### Entries

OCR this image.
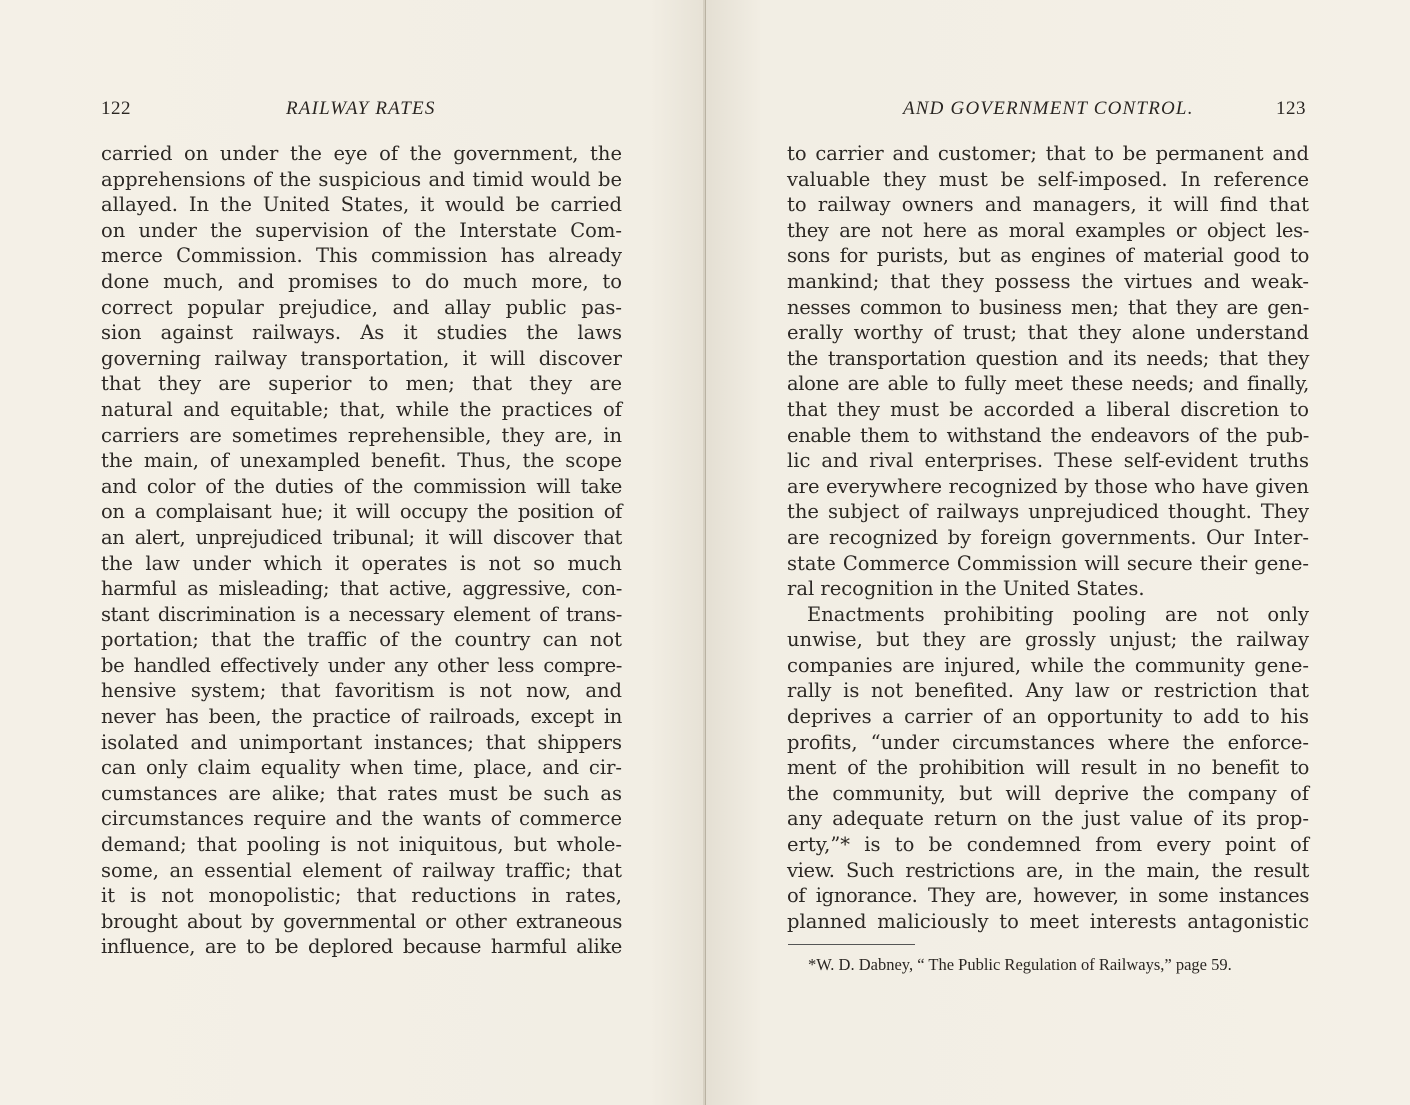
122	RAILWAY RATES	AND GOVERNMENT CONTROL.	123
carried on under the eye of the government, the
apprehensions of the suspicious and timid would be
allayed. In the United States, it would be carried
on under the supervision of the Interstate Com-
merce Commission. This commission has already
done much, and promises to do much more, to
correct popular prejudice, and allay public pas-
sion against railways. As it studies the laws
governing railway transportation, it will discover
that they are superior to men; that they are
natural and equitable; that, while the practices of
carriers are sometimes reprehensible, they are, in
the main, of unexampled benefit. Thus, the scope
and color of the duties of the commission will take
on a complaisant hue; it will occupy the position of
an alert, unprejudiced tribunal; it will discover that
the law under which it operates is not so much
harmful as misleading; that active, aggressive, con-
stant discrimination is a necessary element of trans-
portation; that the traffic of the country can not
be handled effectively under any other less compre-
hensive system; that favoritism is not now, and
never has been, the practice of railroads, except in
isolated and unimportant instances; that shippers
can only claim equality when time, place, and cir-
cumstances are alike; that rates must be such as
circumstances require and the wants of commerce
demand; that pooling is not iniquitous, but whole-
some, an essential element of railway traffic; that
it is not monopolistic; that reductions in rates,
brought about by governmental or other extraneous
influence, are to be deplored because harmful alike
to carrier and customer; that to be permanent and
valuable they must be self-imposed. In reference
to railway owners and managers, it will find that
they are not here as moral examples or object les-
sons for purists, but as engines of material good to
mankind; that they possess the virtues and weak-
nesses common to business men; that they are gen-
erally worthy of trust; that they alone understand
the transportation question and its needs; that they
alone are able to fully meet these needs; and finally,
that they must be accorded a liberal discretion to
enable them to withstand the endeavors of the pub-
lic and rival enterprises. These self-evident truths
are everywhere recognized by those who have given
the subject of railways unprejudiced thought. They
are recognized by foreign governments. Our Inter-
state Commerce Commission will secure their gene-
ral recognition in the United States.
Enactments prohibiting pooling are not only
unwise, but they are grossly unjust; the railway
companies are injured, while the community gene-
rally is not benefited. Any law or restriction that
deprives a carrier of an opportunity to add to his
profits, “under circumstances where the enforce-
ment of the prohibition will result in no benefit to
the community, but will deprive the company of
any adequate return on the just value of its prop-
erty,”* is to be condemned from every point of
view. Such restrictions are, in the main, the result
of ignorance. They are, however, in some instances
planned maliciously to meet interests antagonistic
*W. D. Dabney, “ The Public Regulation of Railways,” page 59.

######
### Entries

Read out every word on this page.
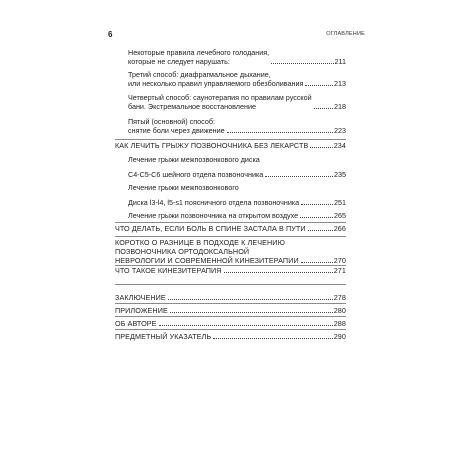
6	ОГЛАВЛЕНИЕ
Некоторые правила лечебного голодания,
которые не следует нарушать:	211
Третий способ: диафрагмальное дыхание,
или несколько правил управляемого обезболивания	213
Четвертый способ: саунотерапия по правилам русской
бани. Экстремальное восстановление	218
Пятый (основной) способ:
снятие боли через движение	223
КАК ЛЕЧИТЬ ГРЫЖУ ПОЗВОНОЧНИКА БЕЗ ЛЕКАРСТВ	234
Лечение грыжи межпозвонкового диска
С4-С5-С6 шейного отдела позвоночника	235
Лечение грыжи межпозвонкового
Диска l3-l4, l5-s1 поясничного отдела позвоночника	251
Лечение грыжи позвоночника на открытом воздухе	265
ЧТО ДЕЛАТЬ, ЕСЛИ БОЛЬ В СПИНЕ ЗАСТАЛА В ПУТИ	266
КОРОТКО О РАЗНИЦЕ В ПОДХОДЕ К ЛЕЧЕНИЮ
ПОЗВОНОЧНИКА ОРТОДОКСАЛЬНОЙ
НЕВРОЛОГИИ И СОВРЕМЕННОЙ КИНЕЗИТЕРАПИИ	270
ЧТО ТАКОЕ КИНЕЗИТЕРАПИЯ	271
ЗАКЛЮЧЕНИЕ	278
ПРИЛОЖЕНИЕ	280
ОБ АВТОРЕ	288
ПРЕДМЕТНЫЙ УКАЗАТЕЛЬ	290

######

• [Goal] Among the entries above, identify all lines with "element" and copy them.

• [Full output]
stant discrimination is a necessary element of trans-
some, an essential element of railway traffic; that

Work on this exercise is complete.